Given data =>

-=-=-=-=-

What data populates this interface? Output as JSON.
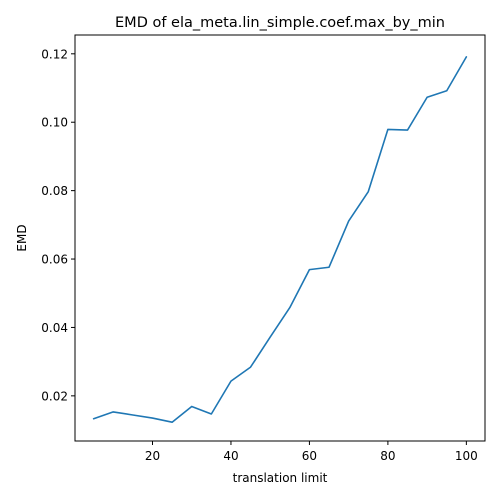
{
  "chart_data": {
    "type": "line",
    "title": "EMD of ela_meta.lin_simple.coef.max_by_min",
    "xlabel": "translation limit",
    "ylabel": "EMD",
    "xlim": [
      0.25,
      104.75
    ],
    "ylim": [
      0.0068,
      0.1255
    ],
    "xticks": [
      20,
      40,
      60,
      80,
      100
    ],
    "yticks": [
      0.02,
      0.04,
      0.06,
      0.08,
      0.1,
      0.12
    ],
    "ytick_labels": [
      "0.02",
      "0.04",
      "0.06",
      "0.08",
      "0.10",
      "0.12"
    ],
    "grid": false,
    "series": [
      {
        "color": "#1f77b4",
        "x": [
          5,
          10,
          15,
          20,
          25,
          30,
          35,
          40,
          45,
          50,
          55,
          60,
          65,
          70,
          75,
          80,
          85,
          90,
          95,
          100
        ],
        "y": [
          0.0133,
          0.0153,
          0.0144,
          0.0135,
          0.0123,
          0.0169,
          0.0147,
          0.0243,
          0.0284,
          0.0372,
          0.0458,
          0.0569,
          0.0576,
          0.0711,
          0.0797,
          0.0979,
          0.0977,
          0.1073,
          0.1092,
          0.1191
        ]
      }
    ]
  }
}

-=-=-=-=-

Problem details => Copy the listing in full and without alteration, omitting every picture.

Written response =>
What data populates this interface? Output as JSON.
{
  "chart_data": {
    "type": "line",
    "title": "EMD of ela_meta.lin_simple.coef.max_by_min",
    "xlabel": "translation limit",
    "ylabel": "EMD",
    "xlim": [
      0.25,
      104.75
    ],
    "ylim": [
      0.0068,
      0.1255
    ],
    "xticks": [
      20,
      40,
      60,
      80,
      100
    ],
    "yticks": [
      0.02,
      0.04,
      0.06,
      0.08,
      0.1,
      0.12
    ],
    "ytick_labels": [
      "0.02",
      "0.04",
      "0.06",
      "0.08",
      "0.10",
      "0.12"
    ],
    "grid": false,
    "series": [
      {
        "color": "#1f77b4",
        "x": [
          5,
          10,
          15,
          20,
          25,
          30,
          35,
          40,
          45,
          50,
          55,
          60,
          65,
          70,
          75,
          80,
          85,
          90,
          95,
          100
        ],
        "y": [
          0.0133,
          0.0153,
          0.0144,
          0.0135,
          0.0123,
          0.0169,
          0.0147,
          0.0243,
          0.0284,
          0.0372,
          0.0458,
          0.0569,
          0.0576,
          0.0711,
          0.0797,
          0.0979,
          0.0977,
          0.1073,
          0.1092,
          0.1191
        ]
      }
    ]
  }
}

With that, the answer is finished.